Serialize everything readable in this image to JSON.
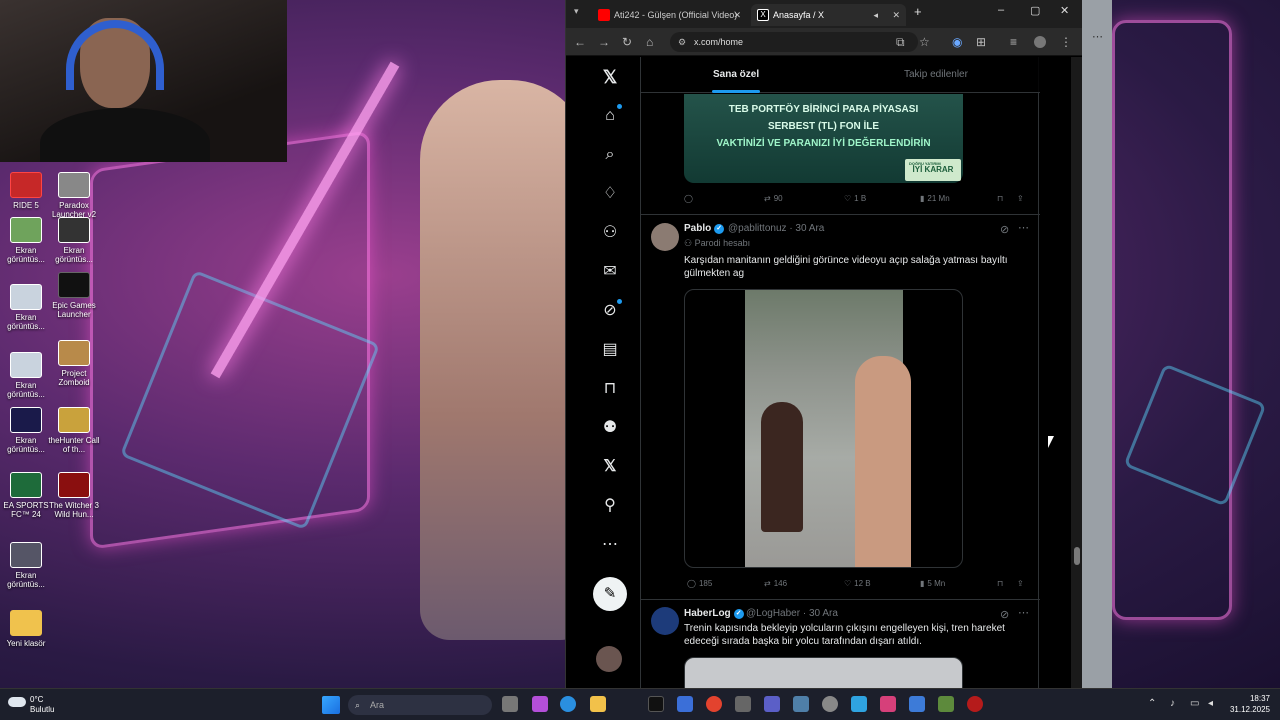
{
  "browser": {
    "tabs": [
      {
        "title": "Ati242 - Gülşen (Official Video)",
        "icon": "youtube-icon",
        "active": false
      },
      {
        "title": "Anasayfa / X",
        "icon": "x-icon",
        "active": true
      }
    ],
    "url": "x.com/home"
  },
  "feed": {
    "tabs": [
      "Sana özel",
      "Takip edilenler"
    ],
    "ad": {
      "line1": "TEB PORTFÖY BİRİNCİ PARA PİYASASI",
      "line2": "SERBEST (TL) FON İLE",
      "line3": "VAKTİNİZİ VE PARANIZI İYİ DEĞERLENDİRİN",
      "badge_top": "DOĞRU YATIRIM",
      "badge": "İYİ KARAR",
      "reposts": "90",
      "likes": "1 B",
      "views": "21 Mn"
    },
    "posts": [
      {
        "name": "Pablo",
        "handle": "@pablittonuz",
        "date": "· 30 Ara",
        "label": "Parodi hesabı",
        "text": "Karşıdan manitanın geldiğini görünce videoyu açıp salağa yatması bayıltı gülmekten ag",
        "replies": "185",
        "reposts": "146",
        "likes": "12 B",
        "views": "5 Mn"
      },
      {
        "name": "HaberLog",
        "handle": "@LogHaber",
        "date": "· 30 Ara",
        "text": "Trenin kapısında bekleyip yolcuların çıkışını engelleyen kişi, tren hareket edeceği sırada başka bir yolcu tarafından dışarı atıldı."
      }
    ]
  },
  "desktop": {
    "icons": [
      {
        "label": "RIDE 5"
      },
      {
        "label": "Paradox Launcher v2"
      },
      {
        "label": "Ekran görüntüs..."
      },
      {
        "label": "Ekran görüntüs..."
      },
      {
        "label": "Ekran görüntüs..."
      },
      {
        "label": "Epic Games Launcher"
      },
      {
        "label": "Ekran görüntüs..."
      },
      {
        "label": "Project Zomboid"
      },
      {
        "label": "Ekran görüntüs..."
      },
      {
        "label": "theHunter Call of th..."
      },
      {
        "label": "EA SPORTS FC™ 24"
      },
      {
        "label": "The Witcher 3 Wild Hun..."
      },
      {
        "label": "Ekran görüntüs..."
      },
      {
        "label": "Yeni klasör"
      }
    ]
  },
  "taskbar": {
    "weather_temp": "0°C",
    "weather_desc": "Bulutlu",
    "search_placeholder": "Ara",
    "time": "18:37",
    "date": "31.12.2025"
  }
}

• **Task statement**: Look over the listing above. Pick out and copy every line that includes "handle".

• **Complete output**:
        "handle": "@pablittonuz",
        "handle": "@LogHaber",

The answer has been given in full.